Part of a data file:
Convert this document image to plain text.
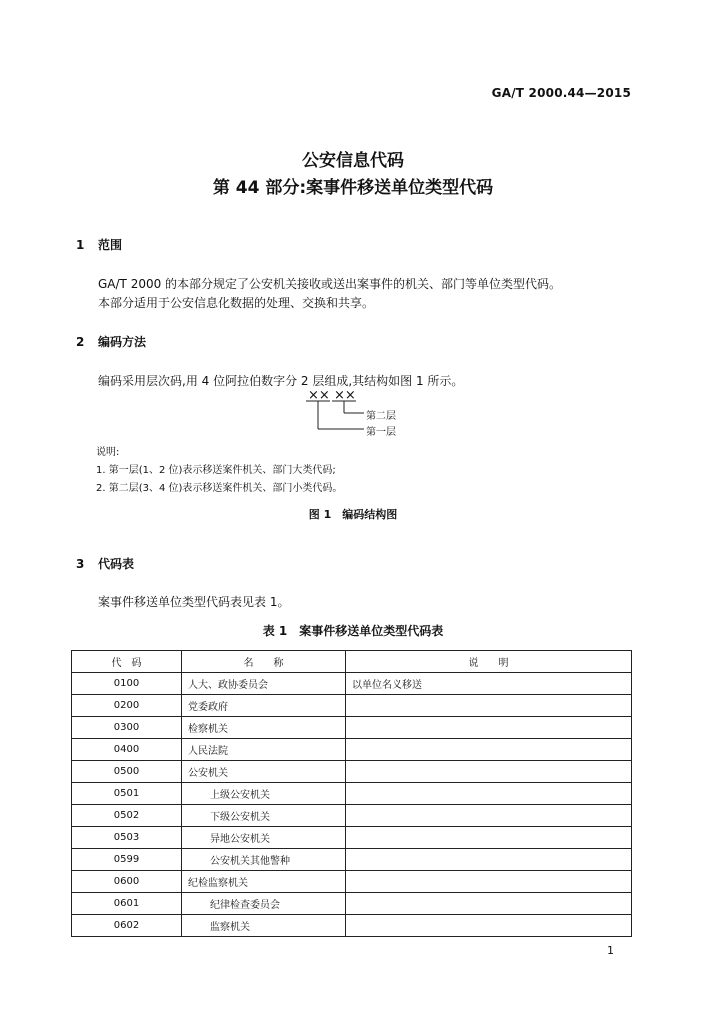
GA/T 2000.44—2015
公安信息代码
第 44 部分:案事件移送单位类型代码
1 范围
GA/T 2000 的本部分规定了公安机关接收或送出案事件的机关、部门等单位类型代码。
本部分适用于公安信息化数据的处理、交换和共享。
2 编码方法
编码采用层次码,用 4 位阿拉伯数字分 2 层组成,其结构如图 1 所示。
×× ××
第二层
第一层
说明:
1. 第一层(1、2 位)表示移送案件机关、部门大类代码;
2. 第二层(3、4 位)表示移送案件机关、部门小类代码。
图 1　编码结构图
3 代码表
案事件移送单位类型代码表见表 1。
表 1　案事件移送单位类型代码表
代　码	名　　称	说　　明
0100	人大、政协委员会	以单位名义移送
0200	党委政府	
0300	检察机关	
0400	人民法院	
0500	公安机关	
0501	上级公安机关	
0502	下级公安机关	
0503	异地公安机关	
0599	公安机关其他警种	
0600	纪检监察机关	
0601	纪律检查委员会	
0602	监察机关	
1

* * *

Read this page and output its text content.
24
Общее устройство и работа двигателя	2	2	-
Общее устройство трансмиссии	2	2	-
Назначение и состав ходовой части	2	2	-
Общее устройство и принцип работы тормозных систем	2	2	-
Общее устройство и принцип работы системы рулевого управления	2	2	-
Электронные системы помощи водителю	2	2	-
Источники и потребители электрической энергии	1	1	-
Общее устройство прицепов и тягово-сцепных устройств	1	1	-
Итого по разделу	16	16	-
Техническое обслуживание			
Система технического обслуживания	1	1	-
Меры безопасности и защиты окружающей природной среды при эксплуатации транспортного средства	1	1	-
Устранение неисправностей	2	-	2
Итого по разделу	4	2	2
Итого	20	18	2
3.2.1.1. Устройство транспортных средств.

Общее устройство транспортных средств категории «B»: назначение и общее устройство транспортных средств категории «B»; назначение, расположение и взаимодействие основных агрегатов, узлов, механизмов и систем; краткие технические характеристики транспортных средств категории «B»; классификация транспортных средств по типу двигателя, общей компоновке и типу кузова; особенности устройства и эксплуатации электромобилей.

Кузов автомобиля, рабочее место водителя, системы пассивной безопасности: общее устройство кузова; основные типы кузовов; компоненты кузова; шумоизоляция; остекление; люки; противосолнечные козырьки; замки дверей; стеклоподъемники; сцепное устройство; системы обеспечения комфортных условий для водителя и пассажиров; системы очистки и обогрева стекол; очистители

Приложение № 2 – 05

__Task details__:
List each line of the entries that holds the string "this".

__Exercise solution__:
Convert this document image to plain text.
Read this page and output its text content.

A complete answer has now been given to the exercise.